- _Records to use_
★ ★ ★

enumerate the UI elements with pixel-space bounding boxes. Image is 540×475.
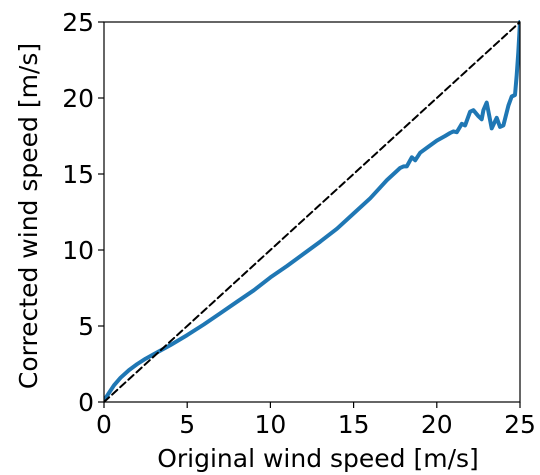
x-tick-label: 5 <box>179 410 195 439</box>
x-axis-label: Original wind speed [m/s] <box>157 444 479 473</box>
x-tick-label: 15 <box>338 410 370 439</box>
identity-reference-line <box>104 21 520 403</box>
y-axis-label: Corrected wind speed [m/s] <box>14 43 43 389</box>
y-tick-label: 25 <box>62 8 94 37</box>
x-tick-label: 20 <box>421 410 453 439</box>
y-tick-label: 15 <box>62 160 94 189</box>
y-tick-label: 5 <box>78 312 94 341</box>
y-tick-label: 20 <box>62 84 94 113</box>
x-tick-label: 0 <box>96 410 112 439</box>
x-tick-label: 25 <box>504 410 536 439</box>
axis-ticks: 0 5 10 15 20 25 0 5 10 15 20 25 <box>62 8 536 439</box>
corrected-speed-line <box>104 20 520 403</box>
plot-lines <box>104 20 520 403</box>
x-tick-label: 10 <box>254 410 286 439</box>
y-tick-label: 0 <box>78 388 94 417</box>
plot-frame <box>103 21 521 403</box>
y-tick-label: 10 <box>62 236 94 265</box>
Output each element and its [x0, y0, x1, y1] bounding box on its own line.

★ ★ ★

- _Exercise brief_
Rewrite the data above with "enumerate" changed to "list" and everything else left unchanged, omitting the pictures.

- _Task result_
list the UI elements with pixel-space bounding boxes. Image is 540×475.
x-tick-label: 5 <box>179 410 195 439</box>
x-axis-label: Original wind speed [m/s] <box>157 444 479 473</box>
x-tick-label: 15 <box>338 410 370 439</box>
identity-reference-line <box>104 21 520 403</box>
y-axis-label: Corrected wind speed [m/s] <box>14 43 43 389</box>
y-tick-label: 25 <box>62 8 94 37</box>
x-tick-label: 20 <box>421 410 453 439</box>
y-tick-label: 15 <box>62 160 94 189</box>
y-tick-label: 5 <box>78 312 94 341</box>
y-tick-label: 20 <box>62 84 94 113</box>
x-tick-label: 0 <box>96 410 112 439</box>
x-tick-label: 25 <box>504 410 536 439</box>
axis-ticks: 0 5 10 15 20 25 0 5 10 15 20 25 <box>62 8 536 439</box>
corrected-speed-line <box>104 20 520 403</box>
plot-lines <box>104 20 520 403</box>
x-tick-label: 10 <box>254 410 286 439</box>
y-tick-label: 0 <box>78 388 94 417</box>
plot-frame <box>103 21 521 403</box>
y-tick-label: 10 <box>62 236 94 265</box>
Output each element and its [x0, y0, x1, y1] bounding box on its own line.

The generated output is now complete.